> **OBJECTIVE**
Search the listing below for the word "JSON" and copy each line that holds it.

(Excerpts from a figure dataset)
----

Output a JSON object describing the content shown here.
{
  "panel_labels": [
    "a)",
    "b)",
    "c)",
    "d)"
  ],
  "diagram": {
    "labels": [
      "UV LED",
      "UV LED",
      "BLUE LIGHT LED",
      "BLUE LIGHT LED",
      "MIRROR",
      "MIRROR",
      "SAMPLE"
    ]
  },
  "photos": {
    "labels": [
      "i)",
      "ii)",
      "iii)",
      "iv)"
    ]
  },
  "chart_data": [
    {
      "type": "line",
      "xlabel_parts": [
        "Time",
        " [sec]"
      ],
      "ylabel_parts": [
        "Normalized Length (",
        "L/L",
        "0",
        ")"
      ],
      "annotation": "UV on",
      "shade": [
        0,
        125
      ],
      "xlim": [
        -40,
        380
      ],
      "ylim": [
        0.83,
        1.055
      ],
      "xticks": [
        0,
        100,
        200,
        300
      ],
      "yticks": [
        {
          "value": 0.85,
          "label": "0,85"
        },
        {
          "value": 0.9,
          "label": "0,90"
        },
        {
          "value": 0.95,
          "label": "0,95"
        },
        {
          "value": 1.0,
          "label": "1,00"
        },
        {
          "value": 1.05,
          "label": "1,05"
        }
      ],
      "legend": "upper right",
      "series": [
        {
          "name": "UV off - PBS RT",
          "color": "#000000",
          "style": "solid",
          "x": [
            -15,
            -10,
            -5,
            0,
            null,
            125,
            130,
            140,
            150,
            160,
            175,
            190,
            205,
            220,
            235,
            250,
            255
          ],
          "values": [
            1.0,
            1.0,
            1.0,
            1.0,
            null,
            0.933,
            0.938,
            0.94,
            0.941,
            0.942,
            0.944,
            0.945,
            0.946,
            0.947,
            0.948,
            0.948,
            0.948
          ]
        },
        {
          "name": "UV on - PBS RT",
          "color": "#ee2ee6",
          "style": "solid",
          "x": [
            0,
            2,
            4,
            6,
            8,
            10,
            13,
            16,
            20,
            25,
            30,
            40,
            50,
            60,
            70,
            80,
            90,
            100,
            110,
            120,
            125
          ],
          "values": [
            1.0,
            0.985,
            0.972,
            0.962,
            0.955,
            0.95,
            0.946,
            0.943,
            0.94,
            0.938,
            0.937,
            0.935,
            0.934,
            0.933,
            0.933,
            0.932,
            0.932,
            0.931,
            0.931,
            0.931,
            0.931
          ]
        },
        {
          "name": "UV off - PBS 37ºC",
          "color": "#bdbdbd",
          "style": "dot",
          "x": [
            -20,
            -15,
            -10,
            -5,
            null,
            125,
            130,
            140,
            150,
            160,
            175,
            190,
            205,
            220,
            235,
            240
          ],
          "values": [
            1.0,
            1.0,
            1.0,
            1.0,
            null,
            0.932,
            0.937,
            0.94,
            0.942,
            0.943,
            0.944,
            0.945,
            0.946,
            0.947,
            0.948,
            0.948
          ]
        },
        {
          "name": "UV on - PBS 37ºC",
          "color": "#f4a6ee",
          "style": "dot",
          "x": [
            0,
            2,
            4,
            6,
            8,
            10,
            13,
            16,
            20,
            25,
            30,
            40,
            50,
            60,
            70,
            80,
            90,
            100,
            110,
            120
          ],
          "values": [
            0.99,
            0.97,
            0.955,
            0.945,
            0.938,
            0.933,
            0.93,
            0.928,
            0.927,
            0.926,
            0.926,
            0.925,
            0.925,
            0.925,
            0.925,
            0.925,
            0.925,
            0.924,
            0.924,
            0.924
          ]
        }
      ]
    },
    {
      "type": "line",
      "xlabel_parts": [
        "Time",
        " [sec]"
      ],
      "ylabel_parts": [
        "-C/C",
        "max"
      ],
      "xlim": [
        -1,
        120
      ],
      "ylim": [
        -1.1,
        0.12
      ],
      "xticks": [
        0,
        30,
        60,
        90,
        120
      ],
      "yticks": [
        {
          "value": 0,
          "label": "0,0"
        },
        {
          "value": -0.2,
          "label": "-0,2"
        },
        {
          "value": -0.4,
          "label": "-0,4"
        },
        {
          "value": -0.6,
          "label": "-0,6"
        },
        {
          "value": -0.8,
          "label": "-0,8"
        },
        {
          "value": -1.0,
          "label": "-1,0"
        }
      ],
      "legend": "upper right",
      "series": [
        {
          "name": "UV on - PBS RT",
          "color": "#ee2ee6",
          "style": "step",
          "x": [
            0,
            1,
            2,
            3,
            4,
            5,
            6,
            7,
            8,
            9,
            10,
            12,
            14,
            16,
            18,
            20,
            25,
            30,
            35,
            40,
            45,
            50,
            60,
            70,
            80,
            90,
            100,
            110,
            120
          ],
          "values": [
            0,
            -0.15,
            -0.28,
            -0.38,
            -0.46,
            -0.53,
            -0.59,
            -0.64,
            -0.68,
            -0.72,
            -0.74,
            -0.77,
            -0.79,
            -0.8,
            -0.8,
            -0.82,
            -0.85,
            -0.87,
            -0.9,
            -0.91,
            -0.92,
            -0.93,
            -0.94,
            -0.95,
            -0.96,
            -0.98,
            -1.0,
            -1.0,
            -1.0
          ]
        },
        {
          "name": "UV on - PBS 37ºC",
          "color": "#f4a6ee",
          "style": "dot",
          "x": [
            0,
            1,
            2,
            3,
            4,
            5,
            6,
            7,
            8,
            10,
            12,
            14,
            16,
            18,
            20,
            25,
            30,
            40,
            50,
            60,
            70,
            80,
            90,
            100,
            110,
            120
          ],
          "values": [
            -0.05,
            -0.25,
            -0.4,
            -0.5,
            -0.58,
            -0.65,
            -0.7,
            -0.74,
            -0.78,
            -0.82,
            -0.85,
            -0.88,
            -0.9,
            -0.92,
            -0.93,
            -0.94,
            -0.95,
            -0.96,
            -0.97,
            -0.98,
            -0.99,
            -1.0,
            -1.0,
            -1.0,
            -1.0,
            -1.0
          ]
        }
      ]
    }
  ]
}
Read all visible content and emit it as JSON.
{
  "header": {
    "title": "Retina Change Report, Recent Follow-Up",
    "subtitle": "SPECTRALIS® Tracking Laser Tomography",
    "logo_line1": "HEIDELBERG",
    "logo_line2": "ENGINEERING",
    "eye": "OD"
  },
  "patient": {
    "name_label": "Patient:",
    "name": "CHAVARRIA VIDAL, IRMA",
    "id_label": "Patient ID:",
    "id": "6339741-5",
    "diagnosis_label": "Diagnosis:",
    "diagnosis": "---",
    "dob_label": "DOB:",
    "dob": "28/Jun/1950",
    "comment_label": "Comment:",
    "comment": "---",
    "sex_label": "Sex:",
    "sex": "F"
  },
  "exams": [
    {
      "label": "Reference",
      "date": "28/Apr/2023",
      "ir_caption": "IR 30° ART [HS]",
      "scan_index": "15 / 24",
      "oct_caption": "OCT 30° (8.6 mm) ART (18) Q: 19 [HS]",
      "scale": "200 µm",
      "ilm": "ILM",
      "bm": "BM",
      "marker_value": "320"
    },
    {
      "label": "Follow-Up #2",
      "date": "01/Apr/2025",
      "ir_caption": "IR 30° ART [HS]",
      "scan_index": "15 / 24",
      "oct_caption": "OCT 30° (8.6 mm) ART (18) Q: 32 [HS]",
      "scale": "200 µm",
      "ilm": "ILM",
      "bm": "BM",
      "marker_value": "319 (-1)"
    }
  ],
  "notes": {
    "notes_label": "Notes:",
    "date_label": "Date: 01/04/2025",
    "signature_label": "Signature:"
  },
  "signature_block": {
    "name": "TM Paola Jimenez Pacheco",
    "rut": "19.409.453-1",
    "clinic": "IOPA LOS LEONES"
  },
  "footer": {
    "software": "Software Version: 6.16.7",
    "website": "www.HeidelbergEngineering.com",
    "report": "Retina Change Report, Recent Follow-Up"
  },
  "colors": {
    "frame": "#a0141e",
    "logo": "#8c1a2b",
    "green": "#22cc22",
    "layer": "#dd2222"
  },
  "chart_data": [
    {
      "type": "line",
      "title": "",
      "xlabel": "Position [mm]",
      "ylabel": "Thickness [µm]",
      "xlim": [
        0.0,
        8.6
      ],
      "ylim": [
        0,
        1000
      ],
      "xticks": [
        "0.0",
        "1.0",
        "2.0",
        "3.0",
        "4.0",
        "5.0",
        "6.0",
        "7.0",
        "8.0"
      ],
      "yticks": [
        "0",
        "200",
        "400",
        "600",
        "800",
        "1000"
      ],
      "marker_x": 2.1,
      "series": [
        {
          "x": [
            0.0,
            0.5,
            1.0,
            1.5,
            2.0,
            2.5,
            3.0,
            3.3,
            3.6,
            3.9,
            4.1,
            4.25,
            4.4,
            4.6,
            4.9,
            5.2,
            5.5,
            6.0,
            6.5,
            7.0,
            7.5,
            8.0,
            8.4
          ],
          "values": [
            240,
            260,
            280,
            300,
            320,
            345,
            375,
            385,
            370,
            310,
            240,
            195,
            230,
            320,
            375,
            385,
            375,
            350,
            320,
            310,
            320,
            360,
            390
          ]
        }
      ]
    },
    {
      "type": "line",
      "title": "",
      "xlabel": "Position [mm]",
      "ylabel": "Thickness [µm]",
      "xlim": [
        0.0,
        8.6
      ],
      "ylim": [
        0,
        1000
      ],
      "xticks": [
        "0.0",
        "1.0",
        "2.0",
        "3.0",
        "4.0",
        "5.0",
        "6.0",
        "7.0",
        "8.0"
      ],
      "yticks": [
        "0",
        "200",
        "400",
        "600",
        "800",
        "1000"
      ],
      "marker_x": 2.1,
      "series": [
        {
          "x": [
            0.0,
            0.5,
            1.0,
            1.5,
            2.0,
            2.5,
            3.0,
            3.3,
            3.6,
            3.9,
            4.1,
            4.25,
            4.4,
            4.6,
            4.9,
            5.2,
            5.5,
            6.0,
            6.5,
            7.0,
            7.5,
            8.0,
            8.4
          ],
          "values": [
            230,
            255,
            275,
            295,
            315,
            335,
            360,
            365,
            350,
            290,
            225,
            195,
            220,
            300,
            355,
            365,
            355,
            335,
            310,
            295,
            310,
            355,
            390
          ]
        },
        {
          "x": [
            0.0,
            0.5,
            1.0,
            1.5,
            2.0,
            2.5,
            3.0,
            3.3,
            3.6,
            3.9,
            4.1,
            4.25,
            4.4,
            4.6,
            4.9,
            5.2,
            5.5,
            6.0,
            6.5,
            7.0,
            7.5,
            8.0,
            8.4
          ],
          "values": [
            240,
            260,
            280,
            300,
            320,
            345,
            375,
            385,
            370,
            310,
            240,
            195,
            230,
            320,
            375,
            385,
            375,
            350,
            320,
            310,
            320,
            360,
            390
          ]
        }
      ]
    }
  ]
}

----

> **FULL RESPONSE**
Output a JSON object describing the content shown here.
Read all visible content and emit it as JSON.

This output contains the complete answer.